## WHAT THE EXERCISE ASKS
Every entry that follows should be repeated exactly; drop the images.

[Dataset items]

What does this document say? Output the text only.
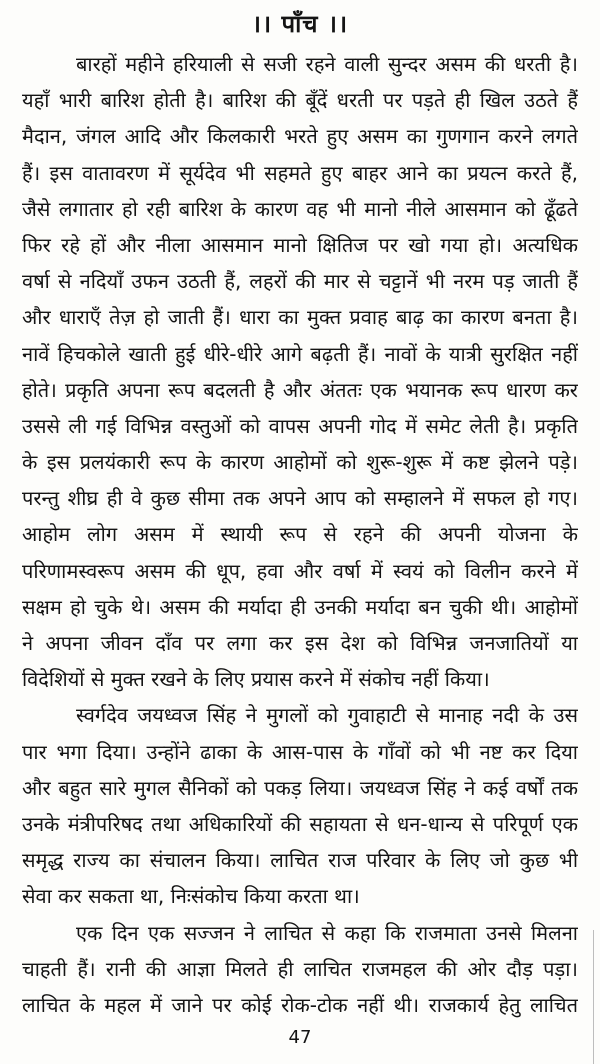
।। पाँच ।।
बारहों महीने हरियाली से सजी रहने वाली सुन्दर असम की धरती है।
यहाँ भारी बारिश होती है। बारिश की बूँदें धरती पर पड़ते ही खिल उठते हैं
मैदान, जंगल आदि और किलकारी भरते हुए असम का गुणगान करने लगते
हैं। इस वातावरण में सूर्यदेव भी सहमते हुए बाहर आने का प्रयत्न करते हैं,
जैसे लगातार हो रही बारिश के कारण वह भी मानो नीले आसमान को ढूँढते
फिर रहे हों और नीला आसमान मानो क्षितिज पर खो गया हो। अत्यधिक
वर्षा से नदियाँ उफन उठती हैं, लहरों की मार से चट्टानें भी नरम पड़ जाती हैं
और धाराएँ तेज़ हो जाती हैं। धारा का मुक्त प्रवाह बाढ़ का कारण बनता है।
नावें हिचकोले खाती हुई धीरे-धीरे आगे बढ़ती हैं। नावों के यात्री सुरक्षित नहीं
होते। प्रकृति अपना रूप बदलती है और अंततः एक भयानक रूप धारण कर
उससे ली गई विभिन्न वस्तुओं को वापस अपनी गोद में समेट लेती है। प्रकृति
के इस प्रलयंकारी रूप के कारण आहोमों को शुरू-शुरू में कष्ट झेलने पड़े।
परन्तु शीघ्र ही वे कुछ सीमा तक अपने आप को सम्हालने में सफल हो गए।
आहोम लोग असम में स्थायी रूप से रहने की अपनी योजना के
परिणामस्वरूप असम की धूप, हवा और वर्षा में स्वयं को विलीन करने में
सक्षम हो चुके थे। असम की मर्यादा ही उनकी मर्यादा बन चुकी थी। आहोमों
ने अपना जीवन दाँव पर लगा कर इस देश को विभिन्न जनजातियों या
विदेशियों से मुक्त रखने के लिए प्रयास करने में संकोच नहीं किया।
स्वर्गदेव जयध्वज सिंह ने मुगलों को गुवाहाटी से मानाह नदी के उस
पार भगा दिया। उन्होंने ढाका के आस-पास के गाँवों को भी नष्ट कर दिया
और बहुत सारे मुगल सैनिकों को पकड़ लिया। जयध्वज सिंह ने कई वर्षों तक
उनके मंत्रीपरिषद तथा अधिकारियों की सहायता से धन-धान्य से परिपूर्ण एक
समृद्ध राज्य का संचालन किया। लाचित राज परिवार के लिए जो कुछ भी
सेवा कर सकता था, निःसंकोच किया करता था।
एक दिन एक सज्जन ने लाचित से कहा कि राजमाता उनसे मिलना
चाहती हैं। रानी की आज्ञा मिलते ही लाचित राजमहल की ओर दौड़ पड़ा।
लाचित के महल में जाने पर कोई रोक-टोक नहीं थी। राजकार्य हेतु लाचित
47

## EXERCISE RESPONSE
What does this document say? Output the text only.
।। पाँच ।।
बारहों महीने हरियाली से सजी रहने वाली सुन्दर असम की धरती है।
यहाँ भारी बारिश होती है। बारिश की बूँदें धरती पर पड़ते ही खिल उठते हैं
मैदान, जंगल आदि और किलकारी भरते हुए असम का गुणगान करने लगते
हैं। इस वातावरण में सूर्यदेव भी सहमते हुए बाहर आने का प्रयत्न करते हैं,
जैसे लगातार हो रही बारिश के कारण वह भी मानो नीले आसमान को ढूँढते
फिर रहे हों और नीला आसमान मानो क्षितिज पर खो गया हो। अत्यधिक
वर्षा से नदियाँ उफन उठती हैं, लहरों की मार से चट्टानें भी नरम पड़ जाती हैं
और धाराएँ तेज़ हो जाती हैं। धारा का मुक्त प्रवाह बाढ़ का कारण बनता है।
नावें हिचकोले खाती हुई धीरे-धीरे आगे बढ़ती हैं। नावों के यात्री सुरक्षित नहीं
होते। प्रकृति अपना रूप बदलती है और अंततः एक भयानक रूप धारण कर
उससे ली गई विभिन्न वस्तुओं को वापस अपनी गोद में समेट लेती है। प्रकृति
के इस प्रलयंकारी रूप के कारण आहोमों को शुरू-शुरू में कष्ट झेलने पड़े।
परन्तु शीघ्र ही वे कुछ सीमा तक अपने आप को सम्हालने में सफल हो गए।
आहोम लोग असम में स्थायी रूप से रहने की अपनी योजना के
परिणामस्वरूप असम की धूप, हवा और वर्षा में स्वयं को विलीन करने में
सक्षम हो चुके थे। असम की मर्यादा ही उनकी मर्यादा बन चुकी थी। आहोमों
ने अपना जीवन दाँव पर लगा कर इस देश को विभिन्न जनजातियों या
विदेशियों से मुक्त रखने के लिए प्रयास करने में संकोच नहीं किया।
स्वर्गदेव जयध्वज सिंह ने मुगलों को गुवाहाटी से मानाह नदी के उस
पार भगा दिया। उन्होंने ढाका के आस-पास के गाँवों को भी नष्ट कर दिया
और बहुत सारे मुगल सैनिकों को पकड़ लिया। जयध्वज सिंह ने कई वर्षों तक
उनके मंत्रीपरिषद तथा अधिकारियों की सहायता से धन-धान्य से परिपूर्ण एक
समृद्ध राज्य का संचालन किया। लाचित राज परिवार के लिए जो कुछ भी
सेवा कर सकता था, निःसंकोच किया करता था।
एक दिन एक सज्जन ने लाचित से कहा कि राजमाता उनसे मिलना
चाहती हैं। रानी की आज्ञा मिलते ही लाचित राजमहल की ओर दौड़ पड़ा।
लाचित के महल में जाने पर कोई रोक-टोक नहीं थी। राजकार्य हेतु लाचित
47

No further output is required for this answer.